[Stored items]
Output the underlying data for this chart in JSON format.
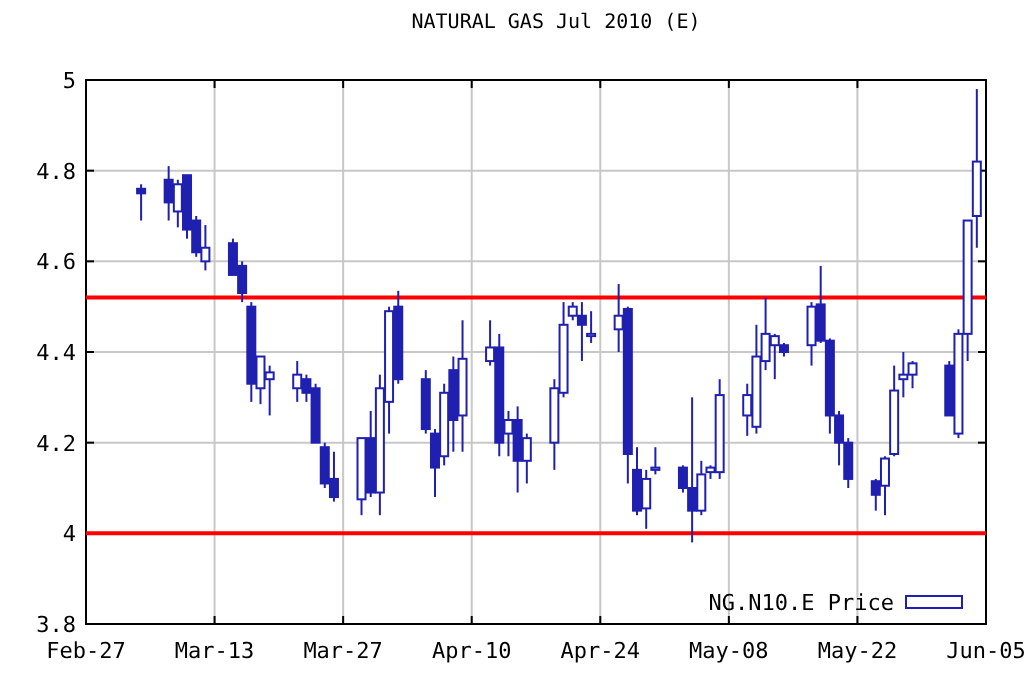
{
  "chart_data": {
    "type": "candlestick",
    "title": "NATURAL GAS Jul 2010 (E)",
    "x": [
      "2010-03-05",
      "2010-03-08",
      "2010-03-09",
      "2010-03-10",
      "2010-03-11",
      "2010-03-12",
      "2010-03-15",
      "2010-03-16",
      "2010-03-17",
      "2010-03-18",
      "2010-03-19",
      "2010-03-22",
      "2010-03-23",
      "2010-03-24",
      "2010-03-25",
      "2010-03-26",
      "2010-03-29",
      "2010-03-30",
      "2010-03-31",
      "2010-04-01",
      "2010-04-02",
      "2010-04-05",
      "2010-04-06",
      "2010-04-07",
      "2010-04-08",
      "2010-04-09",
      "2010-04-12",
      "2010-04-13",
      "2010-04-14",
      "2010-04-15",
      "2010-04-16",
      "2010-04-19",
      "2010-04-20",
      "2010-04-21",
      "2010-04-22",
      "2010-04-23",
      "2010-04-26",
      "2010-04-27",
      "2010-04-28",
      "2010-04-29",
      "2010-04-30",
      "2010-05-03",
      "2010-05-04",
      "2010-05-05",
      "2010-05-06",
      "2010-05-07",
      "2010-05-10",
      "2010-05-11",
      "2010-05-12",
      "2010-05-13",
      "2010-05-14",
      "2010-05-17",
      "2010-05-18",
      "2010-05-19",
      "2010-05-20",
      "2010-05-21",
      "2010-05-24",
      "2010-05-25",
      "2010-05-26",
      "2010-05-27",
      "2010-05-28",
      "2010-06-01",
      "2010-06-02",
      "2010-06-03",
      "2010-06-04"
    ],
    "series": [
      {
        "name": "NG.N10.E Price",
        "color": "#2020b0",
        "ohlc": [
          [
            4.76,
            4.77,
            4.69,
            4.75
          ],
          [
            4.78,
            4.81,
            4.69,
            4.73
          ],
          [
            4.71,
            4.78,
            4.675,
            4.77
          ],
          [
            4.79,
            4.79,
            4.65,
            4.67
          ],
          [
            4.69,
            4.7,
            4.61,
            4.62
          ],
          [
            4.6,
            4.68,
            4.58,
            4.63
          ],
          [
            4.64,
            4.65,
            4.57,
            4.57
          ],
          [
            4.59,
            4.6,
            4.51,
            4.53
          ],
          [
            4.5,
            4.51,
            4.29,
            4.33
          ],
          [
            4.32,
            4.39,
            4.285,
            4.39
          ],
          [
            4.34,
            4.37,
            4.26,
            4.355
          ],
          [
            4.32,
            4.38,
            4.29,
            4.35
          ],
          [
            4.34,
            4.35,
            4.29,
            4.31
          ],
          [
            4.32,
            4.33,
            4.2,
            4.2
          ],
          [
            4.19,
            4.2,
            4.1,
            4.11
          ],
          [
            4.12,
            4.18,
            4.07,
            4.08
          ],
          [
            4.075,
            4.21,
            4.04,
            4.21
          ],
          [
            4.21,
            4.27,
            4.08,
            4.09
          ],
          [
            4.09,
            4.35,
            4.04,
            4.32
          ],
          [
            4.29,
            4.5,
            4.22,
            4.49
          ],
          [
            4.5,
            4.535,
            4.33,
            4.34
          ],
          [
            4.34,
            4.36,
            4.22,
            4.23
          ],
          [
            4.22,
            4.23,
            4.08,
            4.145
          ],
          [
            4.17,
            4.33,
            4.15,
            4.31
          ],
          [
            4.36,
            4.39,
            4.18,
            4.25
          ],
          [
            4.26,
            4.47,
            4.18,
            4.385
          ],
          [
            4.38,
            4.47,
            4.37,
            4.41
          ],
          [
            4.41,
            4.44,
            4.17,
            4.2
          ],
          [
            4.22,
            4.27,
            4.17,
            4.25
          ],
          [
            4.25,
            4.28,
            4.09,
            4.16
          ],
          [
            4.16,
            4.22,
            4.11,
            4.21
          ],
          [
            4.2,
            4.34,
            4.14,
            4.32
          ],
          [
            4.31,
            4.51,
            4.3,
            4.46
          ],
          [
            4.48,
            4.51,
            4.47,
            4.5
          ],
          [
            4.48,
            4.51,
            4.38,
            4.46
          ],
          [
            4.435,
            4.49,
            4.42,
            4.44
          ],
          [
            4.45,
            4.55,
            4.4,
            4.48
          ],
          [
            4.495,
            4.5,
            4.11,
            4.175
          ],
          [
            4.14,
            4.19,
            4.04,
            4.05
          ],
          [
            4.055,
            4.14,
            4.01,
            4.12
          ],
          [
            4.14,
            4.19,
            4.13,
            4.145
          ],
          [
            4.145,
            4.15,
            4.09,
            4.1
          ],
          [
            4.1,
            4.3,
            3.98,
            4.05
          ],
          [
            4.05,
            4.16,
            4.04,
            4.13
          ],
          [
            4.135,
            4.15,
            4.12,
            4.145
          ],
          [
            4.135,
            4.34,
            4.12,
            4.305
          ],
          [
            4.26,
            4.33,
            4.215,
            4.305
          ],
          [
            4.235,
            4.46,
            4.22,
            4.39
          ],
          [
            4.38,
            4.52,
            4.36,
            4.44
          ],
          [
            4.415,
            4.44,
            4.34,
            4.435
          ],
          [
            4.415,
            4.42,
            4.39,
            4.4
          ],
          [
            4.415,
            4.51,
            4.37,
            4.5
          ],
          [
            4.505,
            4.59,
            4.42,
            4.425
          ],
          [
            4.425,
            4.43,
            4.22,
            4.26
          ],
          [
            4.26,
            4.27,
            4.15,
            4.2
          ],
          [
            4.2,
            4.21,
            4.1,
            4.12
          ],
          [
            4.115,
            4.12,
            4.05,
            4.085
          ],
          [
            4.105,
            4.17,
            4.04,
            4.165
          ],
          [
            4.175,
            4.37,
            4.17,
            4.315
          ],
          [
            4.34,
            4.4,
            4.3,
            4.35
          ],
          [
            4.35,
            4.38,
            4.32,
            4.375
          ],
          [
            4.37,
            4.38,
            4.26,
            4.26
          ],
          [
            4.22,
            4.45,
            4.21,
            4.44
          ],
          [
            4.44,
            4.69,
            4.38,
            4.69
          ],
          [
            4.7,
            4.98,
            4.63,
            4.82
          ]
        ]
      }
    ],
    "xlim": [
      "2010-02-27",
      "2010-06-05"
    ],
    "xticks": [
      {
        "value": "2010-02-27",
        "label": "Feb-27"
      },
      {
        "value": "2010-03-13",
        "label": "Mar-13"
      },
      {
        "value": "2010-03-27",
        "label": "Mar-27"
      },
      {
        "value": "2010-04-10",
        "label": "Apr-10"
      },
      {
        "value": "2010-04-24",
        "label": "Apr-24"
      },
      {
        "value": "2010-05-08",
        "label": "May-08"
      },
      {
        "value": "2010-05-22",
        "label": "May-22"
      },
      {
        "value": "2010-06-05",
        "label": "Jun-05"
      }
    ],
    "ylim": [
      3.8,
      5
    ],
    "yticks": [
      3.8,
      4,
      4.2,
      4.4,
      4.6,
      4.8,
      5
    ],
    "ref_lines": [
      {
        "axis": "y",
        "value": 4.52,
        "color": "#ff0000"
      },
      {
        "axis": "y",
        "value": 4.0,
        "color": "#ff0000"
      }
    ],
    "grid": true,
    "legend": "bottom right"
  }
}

» DO THIS: Reproduce the material in full, word for word, and omit the pictures.

» FINISHED EXERCISE:
Output the underlying data for this chart in JSON format.
{
  "chart_data": {
    "type": "candlestick",
    "title": "NATURAL GAS Jul 2010 (E)",
    "x": [
      "2010-03-05",
      "2010-03-08",
      "2010-03-09",
      "2010-03-10",
      "2010-03-11",
      "2010-03-12",
      "2010-03-15",
      "2010-03-16",
      "2010-03-17",
      "2010-03-18",
      "2010-03-19",
      "2010-03-22",
      "2010-03-23",
      "2010-03-24",
      "2010-03-25",
      "2010-03-26",
      "2010-03-29",
      "2010-03-30",
      "2010-03-31",
      "2010-04-01",
      "2010-04-02",
      "2010-04-05",
      "2010-04-06",
      "2010-04-07",
      "2010-04-08",
      "2010-04-09",
      "2010-04-12",
      "2010-04-13",
      "2010-04-14",
      "2010-04-15",
      "2010-04-16",
      "2010-04-19",
      "2010-04-20",
      "2010-04-21",
      "2010-04-22",
      "2010-04-23",
      "2010-04-26",
      "2010-04-27",
      "2010-04-28",
      "2010-04-29",
      "2010-04-30",
      "2010-05-03",
      "2010-05-04",
      "2010-05-05",
      "2010-05-06",
      "2010-05-07",
      "2010-05-10",
      "2010-05-11",
      "2010-05-12",
      "2010-05-13",
      "2010-05-14",
      "2010-05-17",
      "2010-05-18",
      "2010-05-19",
      "2010-05-20",
      "2010-05-21",
      "2010-05-24",
      "2010-05-25",
      "2010-05-26",
      "2010-05-27",
      "2010-05-28",
      "2010-06-01",
      "2010-06-02",
      "2010-06-03",
      "2010-06-04"
    ],
    "series": [
      {
        "name": "NG.N10.E Price",
        "color": "#2020b0",
        "ohlc": [
          [
            4.76,
            4.77,
            4.69,
            4.75
          ],
          [
            4.78,
            4.81,
            4.69,
            4.73
          ],
          [
            4.71,
            4.78,
            4.675,
            4.77
          ],
          [
            4.79,
            4.79,
            4.65,
            4.67
          ],
          [
            4.69,
            4.7,
            4.61,
            4.62
          ],
          [
            4.6,
            4.68,
            4.58,
            4.63
          ],
          [
            4.64,
            4.65,
            4.57,
            4.57
          ],
          [
            4.59,
            4.6,
            4.51,
            4.53
          ],
          [
            4.5,
            4.51,
            4.29,
            4.33
          ],
          [
            4.32,
            4.39,
            4.285,
            4.39
          ],
          [
            4.34,
            4.37,
            4.26,
            4.355
          ],
          [
            4.32,
            4.38,
            4.29,
            4.35
          ],
          [
            4.34,
            4.35,
            4.29,
            4.31
          ],
          [
            4.32,
            4.33,
            4.2,
            4.2
          ],
          [
            4.19,
            4.2,
            4.1,
            4.11
          ],
          [
            4.12,
            4.18,
            4.07,
            4.08
          ],
          [
            4.075,
            4.21,
            4.04,
            4.21
          ],
          [
            4.21,
            4.27,
            4.08,
            4.09
          ],
          [
            4.09,
            4.35,
            4.04,
            4.32
          ],
          [
            4.29,
            4.5,
            4.22,
            4.49
          ],
          [
            4.5,
            4.535,
            4.33,
            4.34
          ],
          [
            4.34,
            4.36,
            4.22,
            4.23
          ],
          [
            4.22,
            4.23,
            4.08,
            4.145
          ],
          [
            4.17,
            4.33,
            4.15,
            4.31
          ],
          [
            4.36,
            4.39,
            4.18,
            4.25
          ],
          [
            4.26,
            4.47,
            4.18,
            4.385
          ],
          [
            4.38,
            4.47,
            4.37,
            4.41
          ],
          [
            4.41,
            4.44,
            4.17,
            4.2
          ],
          [
            4.22,
            4.27,
            4.17,
            4.25
          ],
          [
            4.25,
            4.28,
            4.09,
            4.16
          ],
          [
            4.16,
            4.22,
            4.11,
            4.21
          ],
          [
            4.2,
            4.34,
            4.14,
            4.32
          ],
          [
            4.31,
            4.51,
            4.3,
            4.46
          ],
          [
            4.48,
            4.51,
            4.47,
            4.5
          ],
          [
            4.48,
            4.51,
            4.38,
            4.46
          ],
          [
            4.435,
            4.49,
            4.42,
            4.44
          ],
          [
            4.45,
            4.55,
            4.4,
            4.48
          ],
          [
            4.495,
            4.5,
            4.11,
            4.175
          ],
          [
            4.14,
            4.19,
            4.04,
            4.05
          ],
          [
            4.055,
            4.14,
            4.01,
            4.12
          ],
          [
            4.14,
            4.19,
            4.13,
            4.145
          ],
          [
            4.145,
            4.15,
            4.09,
            4.1
          ],
          [
            4.1,
            4.3,
            3.98,
            4.05
          ],
          [
            4.05,
            4.16,
            4.04,
            4.13
          ],
          [
            4.135,
            4.15,
            4.12,
            4.145
          ],
          [
            4.135,
            4.34,
            4.12,
            4.305
          ],
          [
            4.26,
            4.33,
            4.215,
            4.305
          ],
          [
            4.235,
            4.46,
            4.22,
            4.39
          ],
          [
            4.38,
            4.52,
            4.36,
            4.44
          ],
          [
            4.415,
            4.44,
            4.34,
            4.435
          ],
          [
            4.415,
            4.42,
            4.39,
            4.4
          ],
          [
            4.415,
            4.51,
            4.37,
            4.5
          ],
          [
            4.505,
            4.59,
            4.42,
            4.425
          ],
          [
            4.425,
            4.43,
            4.22,
            4.26
          ],
          [
            4.26,
            4.27,
            4.15,
            4.2
          ],
          [
            4.2,
            4.21,
            4.1,
            4.12
          ],
          [
            4.115,
            4.12,
            4.05,
            4.085
          ],
          [
            4.105,
            4.17,
            4.04,
            4.165
          ],
          [
            4.175,
            4.37,
            4.17,
            4.315
          ],
          [
            4.34,
            4.4,
            4.3,
            4.35
          ],
          [
            4.35,
            4.38,
            4.32,
            4.375
          ],
          [
            4.37,
            4.38,
            4.26,
            4.26
          ],
          [
            4.22,
            4.45,
            4.21,
            4.44
          ],
          [
            4.44,
            4.69,
            4.38,
            4.69
          ],
          [
            4.7,
            4.98,
            4.63,
            4.82
          ]
        ]
      }
    ],
    "xlim": [
      "2010-02-27",
      "2010-06-05"
    ],
    "xticks": [
      {
        "value": "2010-02-27",
        "label": "Feb-27"
      },
      {
        "value": "2010-03-13",
        "label": "Mar-13"
      },
      {
        "value": "2010-03-27",
        "label": "Mar-27"
      },
      {
        "value": "2010-04-10",
        "label": "Apr-10"
      },
      {
        "value": "2010-04-24",
        "label": "Apr-24"
      },
      {
        "value": "2010-05-08",
        "label": "May-08"
      },
      {
        "value": "2010-05-22",
        "label": "May-22"
      },
      {
        "value": "2010-06-05",
        "label": "Jun-05"
      }
    ],
    "ylim": [
      3.8,
      5
    ],
    "yticks": [
      3.8,
      4,
      4.2,
      4.4,
      4.6,
      4.8,
      5
    ],
    "ref_lines": [
      {
        "axis": "y",
        "value": 4.52,
        "color": "#ff0000"
      },
      {
        "axis": "y",
        "value": 4.0,
        "color": "#ff0000"
      }
    ],
    "grid": true,
    "legend": "bottom right"
  }
}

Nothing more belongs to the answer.